● Problem statement: Search the data for the word "neller" and copy every line that contains it.

● Recorded data:
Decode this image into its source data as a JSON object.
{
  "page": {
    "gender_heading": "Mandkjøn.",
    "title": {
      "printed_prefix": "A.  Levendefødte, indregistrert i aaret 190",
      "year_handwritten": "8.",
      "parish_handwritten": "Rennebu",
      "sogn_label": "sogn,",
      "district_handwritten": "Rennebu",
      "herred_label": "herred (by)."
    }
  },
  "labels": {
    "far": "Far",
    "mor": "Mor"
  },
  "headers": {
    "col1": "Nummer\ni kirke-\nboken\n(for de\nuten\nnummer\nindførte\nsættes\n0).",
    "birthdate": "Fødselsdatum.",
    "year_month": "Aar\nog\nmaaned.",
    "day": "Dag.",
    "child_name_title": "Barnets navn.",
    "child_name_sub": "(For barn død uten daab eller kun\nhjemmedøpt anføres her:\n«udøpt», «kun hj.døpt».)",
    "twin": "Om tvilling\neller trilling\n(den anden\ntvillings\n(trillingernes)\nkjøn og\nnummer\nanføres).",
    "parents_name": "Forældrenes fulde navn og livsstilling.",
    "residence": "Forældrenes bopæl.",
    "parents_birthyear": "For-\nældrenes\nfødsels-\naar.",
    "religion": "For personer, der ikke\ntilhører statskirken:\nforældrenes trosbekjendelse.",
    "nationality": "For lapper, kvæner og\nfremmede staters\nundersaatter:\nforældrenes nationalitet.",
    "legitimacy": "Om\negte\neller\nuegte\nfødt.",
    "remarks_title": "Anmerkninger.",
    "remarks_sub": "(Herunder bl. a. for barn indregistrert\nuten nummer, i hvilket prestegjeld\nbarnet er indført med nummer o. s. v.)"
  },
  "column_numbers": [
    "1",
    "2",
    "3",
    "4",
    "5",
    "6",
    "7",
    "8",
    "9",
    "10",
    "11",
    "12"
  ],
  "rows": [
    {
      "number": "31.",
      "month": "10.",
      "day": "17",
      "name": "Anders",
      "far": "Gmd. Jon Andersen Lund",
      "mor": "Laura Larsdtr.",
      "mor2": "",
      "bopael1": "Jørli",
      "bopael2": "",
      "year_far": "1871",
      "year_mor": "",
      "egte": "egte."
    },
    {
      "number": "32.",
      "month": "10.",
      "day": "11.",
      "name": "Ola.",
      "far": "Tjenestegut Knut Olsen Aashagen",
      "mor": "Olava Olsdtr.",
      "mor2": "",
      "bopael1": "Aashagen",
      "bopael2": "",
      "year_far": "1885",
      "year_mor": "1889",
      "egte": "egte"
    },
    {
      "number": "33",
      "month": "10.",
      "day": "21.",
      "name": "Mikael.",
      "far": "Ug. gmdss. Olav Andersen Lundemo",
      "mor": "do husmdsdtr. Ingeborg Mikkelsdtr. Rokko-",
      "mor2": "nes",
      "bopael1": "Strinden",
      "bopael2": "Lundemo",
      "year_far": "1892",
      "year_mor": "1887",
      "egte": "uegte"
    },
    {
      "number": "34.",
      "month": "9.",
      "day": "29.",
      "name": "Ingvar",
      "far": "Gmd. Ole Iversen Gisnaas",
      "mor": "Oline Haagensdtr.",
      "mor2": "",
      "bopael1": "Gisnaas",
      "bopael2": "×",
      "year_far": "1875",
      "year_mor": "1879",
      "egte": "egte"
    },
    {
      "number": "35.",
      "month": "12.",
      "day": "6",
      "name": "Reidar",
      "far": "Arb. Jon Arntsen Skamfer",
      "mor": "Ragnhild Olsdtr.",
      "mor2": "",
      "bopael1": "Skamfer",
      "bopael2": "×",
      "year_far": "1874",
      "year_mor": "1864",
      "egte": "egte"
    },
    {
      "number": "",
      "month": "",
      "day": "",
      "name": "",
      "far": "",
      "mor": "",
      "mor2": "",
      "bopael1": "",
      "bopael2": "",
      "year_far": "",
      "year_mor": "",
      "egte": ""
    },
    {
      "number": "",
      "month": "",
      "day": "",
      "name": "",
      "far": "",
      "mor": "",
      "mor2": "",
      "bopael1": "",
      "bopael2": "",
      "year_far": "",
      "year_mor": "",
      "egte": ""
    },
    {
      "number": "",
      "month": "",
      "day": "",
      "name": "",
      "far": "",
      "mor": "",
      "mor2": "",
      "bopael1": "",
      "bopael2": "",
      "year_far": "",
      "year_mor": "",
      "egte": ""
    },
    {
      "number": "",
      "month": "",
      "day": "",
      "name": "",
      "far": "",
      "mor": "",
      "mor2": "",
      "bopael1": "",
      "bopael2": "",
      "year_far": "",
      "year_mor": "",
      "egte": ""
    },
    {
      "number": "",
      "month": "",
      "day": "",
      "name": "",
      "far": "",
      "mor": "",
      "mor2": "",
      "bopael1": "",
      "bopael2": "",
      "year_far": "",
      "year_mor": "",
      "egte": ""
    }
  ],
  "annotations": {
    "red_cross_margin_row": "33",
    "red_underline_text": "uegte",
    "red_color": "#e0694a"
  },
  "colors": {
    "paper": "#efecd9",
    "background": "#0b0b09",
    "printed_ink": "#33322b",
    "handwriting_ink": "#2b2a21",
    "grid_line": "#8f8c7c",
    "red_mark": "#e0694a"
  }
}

● Answer to this task:
    "twin": "Om tvilling\neller trilling\n(den anden\ntvillings\n(trillingernes)\nkjøn og\nnummer\nanføres).",
    "legitimacy": "Om\negte\neller\nuegte\nfødt.",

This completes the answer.